> [課題 a]
記録の冒頭から「legend-swatch xyxy=(1084,58,1123,71)」を含む行までを、両端の行も含めてそのまま返してください。

ところが他方、蝦名副知事は原燃に対し、ウラン試験で予想されるトラブル事例の県民への説明を求めており、6月17日に六ヶ所村で実施される予定である。これはウラン試験実施を前提にした行為であり、安全協定の締結を急ぐためだと考えられる。6月20日ごろに県議会で案の説明、7月末ないし8月初めに安全協定の締結というスケジュールが予想されている。しかし前記のように、いまはとても安全協定案が提起できる段階にはない。このことを県民に訴え世論を高めよう。
地元では、風評被害などを問題にした新たな運動が農業者を中心に起こっている。その動きの中で、来るべき安全協定の条項が、単に頭によってではなく現実の生活基盤から批判され、実際に被害にあう広範な人たちの中に議論を巻き起こすように問題にされ、それらの議論が安全協定の内容に対する批判として集約されていくことに期待したい。

六ヶ所再処理工場に経済的合理性はない
 いま、六ヶ所再処理工場の行方がこれまでにないほどに広く問題にされている。大きな新聞記事を我々は頻繁に目にしている。その背景には、電事連が行ったバックエンド費用の試算がある。
 バックエンド費用は全部で約19兆円であり、そのうち六ヶ所再処理工場分は11兆円で約60%を占めている。原発の発電単価は5.6円でLNG火力の6.4円と比べて遜色ないという。これらは本格的な電力自由化を控えて国民負担を求めるために、やむなく電事連が初めて明かした数字である。実は19兆円は、原発の発電単価をLNG火力程度に抑える必要から逆算した数字であって、実際にはその3倍程度になるのではないかと見られている。六ヶ所再処理工場の建設費が当初の3倍に膨れ上がったことを見ても、とてもフル稼働などできそうにないことからも、十分あり得ることである。プールの不正溶接等や、その対応の仕方からも、日本原燃に対する信頼度は地に落ちている。

> [課題 b]
六ヶ所再処理工場に関する抜粋のうち、「ところが他方、蝦名副知事は原」から「する信頼度は地に落ちている。」までを、両端を含めて一字一句違えずに打ち直してください。

> [データ部]
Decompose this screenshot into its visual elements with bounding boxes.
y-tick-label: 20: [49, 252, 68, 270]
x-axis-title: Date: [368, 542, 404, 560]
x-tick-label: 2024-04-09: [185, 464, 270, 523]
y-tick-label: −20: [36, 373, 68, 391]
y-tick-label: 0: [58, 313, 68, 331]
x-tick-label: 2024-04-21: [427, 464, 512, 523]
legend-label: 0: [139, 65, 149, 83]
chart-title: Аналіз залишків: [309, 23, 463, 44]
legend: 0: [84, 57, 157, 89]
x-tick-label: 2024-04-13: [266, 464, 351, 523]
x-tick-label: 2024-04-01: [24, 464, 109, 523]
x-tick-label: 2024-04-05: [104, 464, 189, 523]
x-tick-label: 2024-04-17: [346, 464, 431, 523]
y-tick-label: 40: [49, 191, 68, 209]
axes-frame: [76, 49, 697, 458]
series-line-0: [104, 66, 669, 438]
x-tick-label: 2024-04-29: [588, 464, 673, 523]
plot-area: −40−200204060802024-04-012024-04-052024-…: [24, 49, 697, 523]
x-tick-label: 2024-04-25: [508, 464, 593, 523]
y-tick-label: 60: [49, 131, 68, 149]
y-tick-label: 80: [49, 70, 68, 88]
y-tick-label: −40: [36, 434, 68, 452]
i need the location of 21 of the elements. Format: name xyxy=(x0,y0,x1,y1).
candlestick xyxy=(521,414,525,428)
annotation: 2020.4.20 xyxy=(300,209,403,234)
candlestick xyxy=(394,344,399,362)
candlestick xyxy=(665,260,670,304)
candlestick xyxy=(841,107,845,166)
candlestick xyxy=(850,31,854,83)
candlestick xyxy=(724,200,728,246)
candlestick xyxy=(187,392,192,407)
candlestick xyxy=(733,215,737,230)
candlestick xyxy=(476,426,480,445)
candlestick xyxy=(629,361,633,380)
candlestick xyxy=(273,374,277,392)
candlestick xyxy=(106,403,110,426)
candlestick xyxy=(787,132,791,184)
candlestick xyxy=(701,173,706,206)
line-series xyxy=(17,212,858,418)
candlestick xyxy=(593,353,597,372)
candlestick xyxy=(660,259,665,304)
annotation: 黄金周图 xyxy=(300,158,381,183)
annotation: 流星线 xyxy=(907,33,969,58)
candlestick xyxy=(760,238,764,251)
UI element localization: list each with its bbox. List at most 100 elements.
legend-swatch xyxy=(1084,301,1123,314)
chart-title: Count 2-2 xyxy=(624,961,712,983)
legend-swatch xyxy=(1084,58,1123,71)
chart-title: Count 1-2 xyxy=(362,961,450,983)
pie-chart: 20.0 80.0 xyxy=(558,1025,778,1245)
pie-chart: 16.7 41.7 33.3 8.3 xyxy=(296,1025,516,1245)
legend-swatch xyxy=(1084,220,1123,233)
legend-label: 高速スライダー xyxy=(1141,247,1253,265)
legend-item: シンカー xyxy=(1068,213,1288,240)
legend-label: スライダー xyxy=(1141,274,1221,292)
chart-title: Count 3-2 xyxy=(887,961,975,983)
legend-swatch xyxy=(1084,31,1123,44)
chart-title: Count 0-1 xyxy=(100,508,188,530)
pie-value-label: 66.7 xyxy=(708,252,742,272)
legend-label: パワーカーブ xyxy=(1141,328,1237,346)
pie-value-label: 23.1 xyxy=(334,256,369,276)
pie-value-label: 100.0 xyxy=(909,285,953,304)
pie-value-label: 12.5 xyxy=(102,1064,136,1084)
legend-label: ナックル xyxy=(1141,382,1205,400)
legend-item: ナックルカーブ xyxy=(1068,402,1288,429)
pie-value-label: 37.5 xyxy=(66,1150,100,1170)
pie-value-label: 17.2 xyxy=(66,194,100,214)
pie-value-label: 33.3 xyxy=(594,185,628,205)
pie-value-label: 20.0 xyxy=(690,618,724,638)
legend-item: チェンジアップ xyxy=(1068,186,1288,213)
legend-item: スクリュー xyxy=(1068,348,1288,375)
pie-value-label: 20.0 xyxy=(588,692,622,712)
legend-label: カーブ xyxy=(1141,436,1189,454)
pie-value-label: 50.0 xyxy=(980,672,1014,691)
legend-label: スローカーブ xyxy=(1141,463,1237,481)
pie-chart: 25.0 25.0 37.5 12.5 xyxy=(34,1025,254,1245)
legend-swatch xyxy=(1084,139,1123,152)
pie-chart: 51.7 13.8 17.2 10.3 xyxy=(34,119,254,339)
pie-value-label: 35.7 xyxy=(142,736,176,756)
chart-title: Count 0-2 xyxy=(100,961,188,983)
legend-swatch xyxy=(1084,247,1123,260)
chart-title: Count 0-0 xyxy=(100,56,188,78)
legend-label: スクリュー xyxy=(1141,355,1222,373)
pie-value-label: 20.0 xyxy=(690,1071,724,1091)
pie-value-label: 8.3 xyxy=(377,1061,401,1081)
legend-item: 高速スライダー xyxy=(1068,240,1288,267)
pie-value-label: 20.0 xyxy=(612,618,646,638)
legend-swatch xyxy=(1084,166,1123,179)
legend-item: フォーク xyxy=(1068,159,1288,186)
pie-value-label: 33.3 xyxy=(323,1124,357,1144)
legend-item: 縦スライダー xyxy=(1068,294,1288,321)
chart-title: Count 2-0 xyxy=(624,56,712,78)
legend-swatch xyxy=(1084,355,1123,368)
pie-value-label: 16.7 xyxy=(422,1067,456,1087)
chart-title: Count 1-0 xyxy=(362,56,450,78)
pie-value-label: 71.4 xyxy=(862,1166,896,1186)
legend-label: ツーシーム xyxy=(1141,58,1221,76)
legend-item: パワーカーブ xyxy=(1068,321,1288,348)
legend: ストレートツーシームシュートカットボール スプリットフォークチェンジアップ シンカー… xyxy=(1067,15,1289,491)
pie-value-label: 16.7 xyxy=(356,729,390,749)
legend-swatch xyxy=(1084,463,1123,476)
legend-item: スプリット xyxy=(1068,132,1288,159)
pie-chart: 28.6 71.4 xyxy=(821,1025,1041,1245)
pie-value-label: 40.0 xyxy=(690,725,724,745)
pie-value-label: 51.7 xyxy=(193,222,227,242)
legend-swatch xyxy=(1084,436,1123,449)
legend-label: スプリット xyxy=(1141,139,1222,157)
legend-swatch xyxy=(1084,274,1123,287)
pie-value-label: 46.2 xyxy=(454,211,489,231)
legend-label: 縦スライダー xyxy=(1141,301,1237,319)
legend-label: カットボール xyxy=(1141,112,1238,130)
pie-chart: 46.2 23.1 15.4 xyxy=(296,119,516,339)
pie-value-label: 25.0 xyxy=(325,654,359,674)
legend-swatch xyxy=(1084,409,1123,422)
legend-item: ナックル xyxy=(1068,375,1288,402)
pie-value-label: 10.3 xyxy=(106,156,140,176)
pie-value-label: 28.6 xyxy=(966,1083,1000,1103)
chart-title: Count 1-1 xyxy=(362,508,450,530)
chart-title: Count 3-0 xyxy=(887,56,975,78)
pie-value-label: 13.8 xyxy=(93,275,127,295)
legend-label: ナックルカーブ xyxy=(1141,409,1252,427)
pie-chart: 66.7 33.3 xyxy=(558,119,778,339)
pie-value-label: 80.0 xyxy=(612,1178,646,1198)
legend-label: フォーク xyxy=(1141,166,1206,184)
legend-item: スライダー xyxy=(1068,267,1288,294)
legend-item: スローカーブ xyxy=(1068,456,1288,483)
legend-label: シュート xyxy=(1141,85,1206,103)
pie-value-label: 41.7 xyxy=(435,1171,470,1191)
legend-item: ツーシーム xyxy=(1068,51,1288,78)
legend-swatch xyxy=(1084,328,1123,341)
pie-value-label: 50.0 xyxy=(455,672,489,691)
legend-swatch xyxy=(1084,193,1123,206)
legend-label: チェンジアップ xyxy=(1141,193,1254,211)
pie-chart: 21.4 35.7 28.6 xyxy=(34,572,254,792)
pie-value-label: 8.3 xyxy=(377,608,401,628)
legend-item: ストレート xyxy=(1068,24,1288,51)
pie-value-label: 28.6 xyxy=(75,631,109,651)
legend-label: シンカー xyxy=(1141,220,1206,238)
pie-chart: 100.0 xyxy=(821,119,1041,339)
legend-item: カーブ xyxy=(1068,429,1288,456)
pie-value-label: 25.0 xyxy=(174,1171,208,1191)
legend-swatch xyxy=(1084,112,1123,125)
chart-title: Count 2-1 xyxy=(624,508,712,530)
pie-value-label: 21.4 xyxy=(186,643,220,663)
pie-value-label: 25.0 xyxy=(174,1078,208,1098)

> [最終回答 a]
Decompose this screenshot into its visual elements with bounding boxes.
y-tick-label: 20: [49, 252, 68, 270]
x-axis-title: Date: [368, 542, 404, 560]
x-tick-label: 2024-04-09: [185, 464, 270, 523]
y-tick-label: −20: [36, 373, 68, 391]
y-tick-label: 0: [58, 313, 68, 331]
x-tick-label: 2024-04-21: [427, 464, 512, 523]
legend-label: 0: [139, 65, 149, 83]
chart-title: Аналіз залишків: [309, 23, 463, 44]
legend: 0: [84, 57, 157, 89]
x-tick-label: 2024-04-13: [266, 464, 351, 523]
x-tick-label: 2024-04-01: [24, 464, 109, 523]
x-tick-label: 2024-04-05: [104, 464, 189, 523]
x-tick-label: 2024-04-17: [346, 464, 431, 523]
y-tick-label: 40: [49, 191, 68, 209]
axes-frame: [76, 49, 697, 458]
series-line-0: [104, 66, 669, 438]
x-tick-label: 2024-04-29: [588, 464, 673, 523]
plot-area: −40−200204060802024-04-012024-04-052024-…: [24, 49, 697, 523]
x-tick-label: 2024-04-25: [508, 464, 593, 523]
y-tick-label: 60: [49, 131, 68, 149]
y-tick-label: 80: [49, 70, 68, 88]
y-tick-label: −40: [36, 434, 68, 452]
i need the location of 21 of the elements. Format: name xyxy=(x0,y0,x1,y1).
candlestick xyxy=(521,414,525,428)
annotation: 2020.4.20 xyxy=(300,209,403,234)
candlestick xyxy=(394,344,399,362)
candlestick xyxy=(665,260,670,304)
candlestick xyxy=(841,107,845,166)
candlestick xyxy=(850,31,854,83)
candlestick xyxy=(724,200,728,246)
candlestick xyxy=(187,392,192,407)
candlestick xyxy=(733,215,737,230)
candlestick xyxy=(476,426,480,445)
candlestick xyxy=(629,361,633,380)
candlestick xyxy=(273,374,277,392)
candlestick xyxy=(106,403,110,426)
candlestick xyxy=(787,132,791,184)
candlestick xyxy=(701,173,706,206)
line-series xyxy=(17,212,858,418)
candlestick xyxy=(593,353,597,372)
candlestick xyxy=(660,259,665,304)
annotation: 黄金周图 xyxy=(300,158,381,183)
annotation: 流星线 xyxy=(907,33,969,58)
candlestick xyxy=(760,238,764,251)
UI element localization: list each with its bbox. List at most 100 elements.
legend-swatch xyxy=(1084,301,1123,314)
chart-title: Count 2-2 xyxy=(624,961,712,983)
legend-swatch xyxy=(1084,58,1123,71)

> [最終回答 b]
ところが他方、蝦名副知事は原燃に対し、ウラン試験で予想されるトラブル事例の県民への説明を求めており、6月17日に六ヶ所村で実施される予定である。これはウラン試験実施を前提にした行為であり、安全協定の締結を急ぐためだと考えられる。6月20日ごろに県議会で案の説明、7月末ないし8月初めに安全協定の締結というスケジュールが予想されている。しかし前記のように、いまはとても安全協定案が提起できる段階にはない。このことを県民に訴え世論を高めよう。
地元では、風評被害などを問題にした新たな運動が農業者を中心に起こっている。その動きの中で、来るべき安全協定の条項が、単に頭によってではなく現実の生活基盤から批判され、実際に被害にあう広範な人たちの中に議論を巻き起こすように問題にされ、それらの議論が安全協定の内容に対する批判として集約されていくことに期待したい。

六ヶ所再処理工場に経済的合理性はない
 いま、六ヶ所再処理工場の行方がこれまでにないほどに広く問題にされている。大きな新聞記事を我々は頻繁に目にしている。その背景には、電事連が行ったバックエンド費用の試算がある。
 バックエンド費用は全部で約19兆円であり、そのうち六ヶ所再処理工場分は11兆円で約60%を占めている。原発の発電単価は5.6円でLNG火力の6.4円と比べて遜色ないという。これらは本格的な電力自由化を控えて国民負担を求めるために、やむなく電事連が初めて明かした数字である。実は19兆円は、原発の発電単価をLNG火力程度に抑える必要から逆算した数字であって、実際にはその3倍程度になるのではないかと見られている。六ヶ所再処理工場の建設費が当初の3倍に膨れ上がったことを見ても、とてもフル稼働などできそうにないことからも、十分あり得ることである。プールの不正溶接等や、その対応の仕方からも、日本原燃に対する信頼度は地に落ちている。